GIVEN EXERCISE
Reproduce the records below exactly as given.

BEGIN MATERIAL PROVIDED

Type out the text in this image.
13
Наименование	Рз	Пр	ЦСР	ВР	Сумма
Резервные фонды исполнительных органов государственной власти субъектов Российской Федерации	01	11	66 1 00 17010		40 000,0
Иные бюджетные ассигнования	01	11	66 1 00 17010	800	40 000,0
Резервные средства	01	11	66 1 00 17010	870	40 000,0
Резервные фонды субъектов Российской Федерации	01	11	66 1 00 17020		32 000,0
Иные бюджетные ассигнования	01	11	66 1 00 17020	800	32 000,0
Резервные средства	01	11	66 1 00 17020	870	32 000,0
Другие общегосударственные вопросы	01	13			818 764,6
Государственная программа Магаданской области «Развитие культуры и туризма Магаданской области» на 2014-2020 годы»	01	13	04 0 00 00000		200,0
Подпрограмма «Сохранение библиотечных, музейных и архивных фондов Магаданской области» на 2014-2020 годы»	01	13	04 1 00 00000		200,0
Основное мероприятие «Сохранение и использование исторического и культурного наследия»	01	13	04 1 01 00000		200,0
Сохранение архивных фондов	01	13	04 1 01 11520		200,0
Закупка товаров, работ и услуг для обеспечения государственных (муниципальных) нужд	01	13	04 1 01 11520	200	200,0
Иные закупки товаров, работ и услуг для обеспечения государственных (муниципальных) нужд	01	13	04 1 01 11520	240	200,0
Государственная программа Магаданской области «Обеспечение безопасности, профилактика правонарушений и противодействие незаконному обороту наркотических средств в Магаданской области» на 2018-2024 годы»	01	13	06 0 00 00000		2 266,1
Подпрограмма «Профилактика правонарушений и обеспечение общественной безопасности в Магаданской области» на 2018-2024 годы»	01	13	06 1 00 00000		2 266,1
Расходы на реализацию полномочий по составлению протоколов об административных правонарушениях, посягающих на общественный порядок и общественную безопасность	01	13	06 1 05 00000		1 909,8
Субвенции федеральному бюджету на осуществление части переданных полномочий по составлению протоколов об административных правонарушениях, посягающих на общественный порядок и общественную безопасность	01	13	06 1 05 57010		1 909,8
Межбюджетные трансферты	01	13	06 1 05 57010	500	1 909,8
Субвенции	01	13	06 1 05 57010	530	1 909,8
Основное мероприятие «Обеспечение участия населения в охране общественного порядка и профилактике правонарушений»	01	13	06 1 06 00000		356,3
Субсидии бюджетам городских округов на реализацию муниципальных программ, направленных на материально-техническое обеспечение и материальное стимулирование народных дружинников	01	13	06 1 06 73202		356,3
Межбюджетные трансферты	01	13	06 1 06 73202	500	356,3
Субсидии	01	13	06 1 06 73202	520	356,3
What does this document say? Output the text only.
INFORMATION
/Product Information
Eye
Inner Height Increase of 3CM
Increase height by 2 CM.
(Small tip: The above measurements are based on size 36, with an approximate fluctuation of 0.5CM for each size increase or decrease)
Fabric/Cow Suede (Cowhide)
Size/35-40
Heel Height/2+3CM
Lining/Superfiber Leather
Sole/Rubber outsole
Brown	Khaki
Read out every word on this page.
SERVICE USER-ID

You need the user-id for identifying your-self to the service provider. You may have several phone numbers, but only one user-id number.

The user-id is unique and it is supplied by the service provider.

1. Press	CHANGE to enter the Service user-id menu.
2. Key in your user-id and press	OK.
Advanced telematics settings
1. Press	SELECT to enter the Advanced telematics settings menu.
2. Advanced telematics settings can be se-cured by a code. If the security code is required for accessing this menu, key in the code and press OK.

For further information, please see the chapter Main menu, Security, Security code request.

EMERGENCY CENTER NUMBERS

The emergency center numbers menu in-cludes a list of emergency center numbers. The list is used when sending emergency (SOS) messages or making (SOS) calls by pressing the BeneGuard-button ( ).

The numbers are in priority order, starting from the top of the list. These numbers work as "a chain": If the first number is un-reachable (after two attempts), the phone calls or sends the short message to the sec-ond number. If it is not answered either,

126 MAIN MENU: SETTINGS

END MATERIAL PROVIDED

ANSWER IN FULL
Type out the text in this image.
13
Наименование	Рз	Пр	ЦСР	ВР	Сумма
Резервные фонды исполнительных органов государственной власти субъектов Российской Федерации	01	11	66 1 00 17010		40 000,0
Иные бюджетные ассигнования	01	11	66 1 00 17010	800	40 000,0
Резервные средства	01	11	66 1 00 17010	870	40 000,0
Резервные фонды субъектов Российской Федерации	01	11	66 1 00 17020		32 000,0
Иные бюджетные ассигнования	01	11	66 1 00 17020	800	32 000,0
Резервные средства	01	11	66 1 00 17020	870	32 000,0
Другие общегосударственные вопросы	01	13			818 764,6
Государственная программа Магаданской области «Развитие культуры и туризма Магаданской области» на 2014-2020 годы»	01	13	04 0 00 00000		200,0
Подпрограмма «Сохранение библиотечных, музейных и архивных фондов Магаданской области» на 2014-2020 годы»	01	13	04 1 00 00000		200,0
Основное мероприятие «Сохранение и использование исторического и культурного наследия»	01	13	04 1 01 00000		200,0
Сохранение архивных фондов	01	13	04 1 01 11520		200,0
Закупка товаров, работ и услуг для обеспечения государственных (муниципальных) нужд	01	13	04 1 01 11520	200	200,0
Иные закупки товаров, работ и услуг для обеспечения государственных (муниципальных) нужд	01	13	04 1 01 11520	240	200,0
Государственная программа Магаданской области «Обеспечение безопасности, профилактика правонарушений и противодействие незаконному обороту наркотических средств в Магаданской области» на 2018-2024 годы»	01	13	06 0 00 00000		2 266,1
Подпрограмма «Профилактика правонарушений и обеспечение общественной безопасности в Магаданской области» на 2018-2024 годы»	01	13	06 1 00 00000		2 266,1
Расходы на реализацию полномочий по составлению протоколов об административных правонарушениях, посягающих на общественный порядок и общественную безопасность	01	13	06 1 05 00000		1 909,8
Субвенции федеральному бюджету на осуществление части переданных полномочий по составлению протоколов об административных правонарушениях, посягающих на общественный порядок и общественную безопасность	01	13	06 1 05 57010		1 909,8
Межбюджетные трансферты	01	13	06 1 05 57010	500	1 909,8
Субвенции	01	13	06 1 05 57010	530	1 909,8
Основное мероприятие «Обеспечение участия населения в охране общественного порядка и профилактике правонарушений»	01	13	06 1 06 00000		356,3
Субсидии бюджетам городских округов на реализацию муниципальных программ, направленных на материально-техническое обеспечение и материальное стимулирование народных дружинников	01	13	06 1 06 73202		356,3
Межбюджетные трансферты	01	13	06 1 06 73202	500	356,3
Субсидии	01	13	06 1 06 73202	520	356,3
What does this document say? Output the text only.
INFORMATION
/Product Information
Eye
Inner Height Increase of 3CM
Increase height by 2 CM.
(Small tip: The above measurements are based on size 36, with an approximate fluctuation of 0.5CM for each size increase or decrease)
Fabric/Cow Suede (Cowhide)
Size/35-40
Heel Height/2+3CM
Lining/Superfiber Leather
Sole/Rubber outsole
Brown	Khaki
Read out every word on this page.
SERVICE USER-ID

You need the user-id for identifying your-self to the service provider. You may have several phone numbers, but only one user-id number.

The user-id is unique and it is supplied by the service provider.

1. Press	CHANGE to enter the Service user-id menu.
2. Key in your user-id and press	OK.
Advanced telematics settings
1. Press	SELECT to enter the Advanced telematics settings menu.
2. Advanced telematics settings can be se-cured by a code. If the security code is required for accessing this menu, key in the code and press OK.

For further information, please see the chapter Main menu, Security, Security code request.

EMERGENCY CENTER NUMBERS

The emergency center numbers menu in-cludes a list of emergency center numbers. The list is used when sending emergency (SOS) messages or making (SOS) calls by pressing the BeneGuard-button ( ).

The numbers are in priority order, starting from the top of the list. These numbers work as "a chain": If the first number is un-reachable (after two attempts), the phone calls or sends the short message to the sec-ond number. If it is not answered either,

126 MAIN MENU: SETTINGS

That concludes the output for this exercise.